(Source records)
## Start
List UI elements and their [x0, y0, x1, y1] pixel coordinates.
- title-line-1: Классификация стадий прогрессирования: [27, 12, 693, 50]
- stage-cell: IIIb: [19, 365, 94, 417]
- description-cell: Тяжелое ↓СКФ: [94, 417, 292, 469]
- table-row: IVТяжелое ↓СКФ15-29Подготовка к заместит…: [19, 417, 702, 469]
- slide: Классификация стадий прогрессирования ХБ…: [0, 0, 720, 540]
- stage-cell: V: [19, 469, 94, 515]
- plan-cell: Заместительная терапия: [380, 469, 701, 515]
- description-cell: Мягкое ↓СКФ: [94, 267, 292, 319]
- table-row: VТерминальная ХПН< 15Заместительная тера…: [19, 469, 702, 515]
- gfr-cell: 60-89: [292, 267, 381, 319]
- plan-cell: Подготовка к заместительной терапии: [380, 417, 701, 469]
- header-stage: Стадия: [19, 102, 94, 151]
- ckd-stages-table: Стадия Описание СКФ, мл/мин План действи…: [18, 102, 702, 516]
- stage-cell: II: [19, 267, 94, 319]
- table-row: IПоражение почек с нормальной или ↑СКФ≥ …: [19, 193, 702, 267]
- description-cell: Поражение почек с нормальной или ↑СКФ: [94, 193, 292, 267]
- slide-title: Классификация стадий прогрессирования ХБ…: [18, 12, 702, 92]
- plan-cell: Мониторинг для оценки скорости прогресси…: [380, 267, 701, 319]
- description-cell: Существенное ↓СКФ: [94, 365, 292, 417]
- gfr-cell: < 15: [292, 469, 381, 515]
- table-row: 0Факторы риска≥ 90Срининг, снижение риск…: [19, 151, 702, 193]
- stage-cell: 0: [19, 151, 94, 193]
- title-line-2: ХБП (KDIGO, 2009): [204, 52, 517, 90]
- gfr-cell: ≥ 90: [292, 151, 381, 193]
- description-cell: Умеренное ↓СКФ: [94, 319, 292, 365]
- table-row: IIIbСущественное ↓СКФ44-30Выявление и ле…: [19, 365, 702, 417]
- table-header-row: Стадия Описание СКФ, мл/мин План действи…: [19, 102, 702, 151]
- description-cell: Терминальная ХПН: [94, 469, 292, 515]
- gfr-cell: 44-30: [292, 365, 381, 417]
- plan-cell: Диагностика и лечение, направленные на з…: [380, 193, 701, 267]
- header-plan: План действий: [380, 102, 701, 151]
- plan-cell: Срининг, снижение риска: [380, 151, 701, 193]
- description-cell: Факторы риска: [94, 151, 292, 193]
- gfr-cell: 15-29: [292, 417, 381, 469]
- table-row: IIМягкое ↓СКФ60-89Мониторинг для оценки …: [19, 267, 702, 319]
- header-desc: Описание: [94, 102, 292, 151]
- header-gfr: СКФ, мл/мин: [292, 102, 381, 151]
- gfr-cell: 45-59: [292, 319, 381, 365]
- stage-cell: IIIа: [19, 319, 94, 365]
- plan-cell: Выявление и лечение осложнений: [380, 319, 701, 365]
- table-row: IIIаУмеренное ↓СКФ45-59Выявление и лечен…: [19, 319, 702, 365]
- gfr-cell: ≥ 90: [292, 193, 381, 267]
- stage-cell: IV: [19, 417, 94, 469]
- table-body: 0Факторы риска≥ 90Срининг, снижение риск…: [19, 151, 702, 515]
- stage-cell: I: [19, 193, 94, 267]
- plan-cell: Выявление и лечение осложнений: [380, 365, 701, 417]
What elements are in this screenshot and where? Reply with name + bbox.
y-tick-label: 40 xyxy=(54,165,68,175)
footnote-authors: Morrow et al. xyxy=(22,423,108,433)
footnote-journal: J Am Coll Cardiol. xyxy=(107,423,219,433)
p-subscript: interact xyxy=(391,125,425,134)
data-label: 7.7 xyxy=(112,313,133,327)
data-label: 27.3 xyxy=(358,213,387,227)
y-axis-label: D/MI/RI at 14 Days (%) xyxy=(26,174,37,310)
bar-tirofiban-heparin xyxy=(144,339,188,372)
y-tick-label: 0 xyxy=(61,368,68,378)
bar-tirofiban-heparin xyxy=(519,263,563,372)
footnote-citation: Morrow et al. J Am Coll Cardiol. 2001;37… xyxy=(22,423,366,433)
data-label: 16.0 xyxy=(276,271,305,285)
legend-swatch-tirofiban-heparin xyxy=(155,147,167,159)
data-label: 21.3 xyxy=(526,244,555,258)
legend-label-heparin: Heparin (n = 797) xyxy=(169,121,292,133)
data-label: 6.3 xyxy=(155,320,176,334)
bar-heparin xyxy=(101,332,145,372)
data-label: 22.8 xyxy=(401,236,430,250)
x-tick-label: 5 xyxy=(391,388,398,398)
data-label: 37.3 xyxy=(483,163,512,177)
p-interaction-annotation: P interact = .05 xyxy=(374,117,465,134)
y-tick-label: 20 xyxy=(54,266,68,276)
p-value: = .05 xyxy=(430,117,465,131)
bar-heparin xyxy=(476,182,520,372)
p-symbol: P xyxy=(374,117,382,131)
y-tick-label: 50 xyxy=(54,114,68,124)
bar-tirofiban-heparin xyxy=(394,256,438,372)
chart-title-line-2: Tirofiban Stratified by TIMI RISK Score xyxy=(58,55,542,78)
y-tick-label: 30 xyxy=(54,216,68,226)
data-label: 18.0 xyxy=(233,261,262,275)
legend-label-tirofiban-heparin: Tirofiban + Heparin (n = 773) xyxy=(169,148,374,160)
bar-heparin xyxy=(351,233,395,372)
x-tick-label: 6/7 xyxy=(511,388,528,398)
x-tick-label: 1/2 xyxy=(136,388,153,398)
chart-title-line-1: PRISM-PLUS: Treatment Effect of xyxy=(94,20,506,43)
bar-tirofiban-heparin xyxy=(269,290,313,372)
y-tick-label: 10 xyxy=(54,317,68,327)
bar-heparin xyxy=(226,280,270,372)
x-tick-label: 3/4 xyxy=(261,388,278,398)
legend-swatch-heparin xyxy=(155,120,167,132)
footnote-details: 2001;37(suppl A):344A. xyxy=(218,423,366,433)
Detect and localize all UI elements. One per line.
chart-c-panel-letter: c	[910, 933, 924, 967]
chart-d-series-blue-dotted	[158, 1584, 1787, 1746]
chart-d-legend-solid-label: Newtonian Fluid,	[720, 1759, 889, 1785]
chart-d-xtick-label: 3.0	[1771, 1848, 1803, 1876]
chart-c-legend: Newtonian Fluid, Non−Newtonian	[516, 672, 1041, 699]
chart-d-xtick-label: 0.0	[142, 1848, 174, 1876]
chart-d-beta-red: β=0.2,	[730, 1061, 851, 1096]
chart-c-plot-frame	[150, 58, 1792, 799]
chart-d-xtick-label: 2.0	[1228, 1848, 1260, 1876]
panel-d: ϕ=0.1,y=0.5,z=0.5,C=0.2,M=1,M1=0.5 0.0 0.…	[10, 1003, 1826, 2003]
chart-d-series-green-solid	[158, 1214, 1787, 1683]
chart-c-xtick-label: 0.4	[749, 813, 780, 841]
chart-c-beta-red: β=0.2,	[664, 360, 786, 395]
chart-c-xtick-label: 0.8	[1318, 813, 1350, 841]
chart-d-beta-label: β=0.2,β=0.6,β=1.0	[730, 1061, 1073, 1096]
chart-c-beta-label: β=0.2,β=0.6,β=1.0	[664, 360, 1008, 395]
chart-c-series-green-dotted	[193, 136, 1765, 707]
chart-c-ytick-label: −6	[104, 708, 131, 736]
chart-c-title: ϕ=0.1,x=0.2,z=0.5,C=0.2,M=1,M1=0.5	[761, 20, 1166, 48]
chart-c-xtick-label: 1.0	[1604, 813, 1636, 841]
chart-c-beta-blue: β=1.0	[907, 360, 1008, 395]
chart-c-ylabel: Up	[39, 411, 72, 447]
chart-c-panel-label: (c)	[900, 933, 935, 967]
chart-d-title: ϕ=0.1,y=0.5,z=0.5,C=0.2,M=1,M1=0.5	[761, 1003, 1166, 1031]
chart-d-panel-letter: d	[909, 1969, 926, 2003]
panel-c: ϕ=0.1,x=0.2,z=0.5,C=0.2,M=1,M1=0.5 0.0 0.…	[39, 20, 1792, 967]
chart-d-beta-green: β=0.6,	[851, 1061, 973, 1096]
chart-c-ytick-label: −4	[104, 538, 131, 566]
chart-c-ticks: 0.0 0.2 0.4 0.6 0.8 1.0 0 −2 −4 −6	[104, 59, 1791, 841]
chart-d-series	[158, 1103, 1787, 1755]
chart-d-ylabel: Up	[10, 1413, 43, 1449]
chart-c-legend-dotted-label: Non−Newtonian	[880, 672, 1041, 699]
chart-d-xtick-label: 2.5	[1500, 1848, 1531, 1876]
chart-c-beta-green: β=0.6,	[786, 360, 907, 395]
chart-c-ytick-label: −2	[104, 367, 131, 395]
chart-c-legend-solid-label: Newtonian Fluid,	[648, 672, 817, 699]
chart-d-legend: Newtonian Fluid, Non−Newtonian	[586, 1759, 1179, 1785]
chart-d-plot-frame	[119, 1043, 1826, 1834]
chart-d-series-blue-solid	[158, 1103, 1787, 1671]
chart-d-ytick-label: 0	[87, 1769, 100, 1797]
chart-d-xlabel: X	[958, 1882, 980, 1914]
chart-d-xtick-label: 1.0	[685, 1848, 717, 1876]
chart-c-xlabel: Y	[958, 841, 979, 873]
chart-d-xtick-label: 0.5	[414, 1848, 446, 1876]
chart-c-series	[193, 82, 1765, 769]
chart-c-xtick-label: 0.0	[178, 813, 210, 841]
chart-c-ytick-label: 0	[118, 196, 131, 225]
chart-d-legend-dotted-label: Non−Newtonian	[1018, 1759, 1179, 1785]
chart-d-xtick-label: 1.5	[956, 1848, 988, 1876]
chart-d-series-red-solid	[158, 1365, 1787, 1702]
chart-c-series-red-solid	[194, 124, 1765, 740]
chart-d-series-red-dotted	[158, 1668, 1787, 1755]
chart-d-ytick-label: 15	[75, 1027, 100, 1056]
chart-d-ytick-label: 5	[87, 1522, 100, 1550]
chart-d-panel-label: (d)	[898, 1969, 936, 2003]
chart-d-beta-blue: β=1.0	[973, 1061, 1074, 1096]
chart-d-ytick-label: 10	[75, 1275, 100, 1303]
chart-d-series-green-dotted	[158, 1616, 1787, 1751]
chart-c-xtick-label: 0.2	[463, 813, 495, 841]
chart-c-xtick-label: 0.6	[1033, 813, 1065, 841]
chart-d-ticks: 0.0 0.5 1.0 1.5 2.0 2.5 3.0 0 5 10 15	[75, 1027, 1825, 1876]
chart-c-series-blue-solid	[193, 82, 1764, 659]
## End
## SET TASK
Copy out the lines of the data starting at the first line and ending at the line that contains "- stage-cell: V: [19, 469, 94, 515]", including both of those lines.

## PROBLEM SOLUTION
List UI elements and their [x0, y0, x1, y1] pixel coordinates.
- title-line-1: Классификация стадий прогрессирования: [27, 12, 693, 50]
- stage-cell: IIIb: [19, 365, 94, 417]
- description-cell: Тяжелое ↓СКФ: [94, 417, 292, 469]
- table-row: IVТяжелое ↓СКФ15-29Подготовка к заместит…: [19, 417, 702, 469]
- slide: Классификация стадий прогрессирования ХБ…: [0, 0, 720, 540]
- stage-cell: V: [19, 469, 94, 515]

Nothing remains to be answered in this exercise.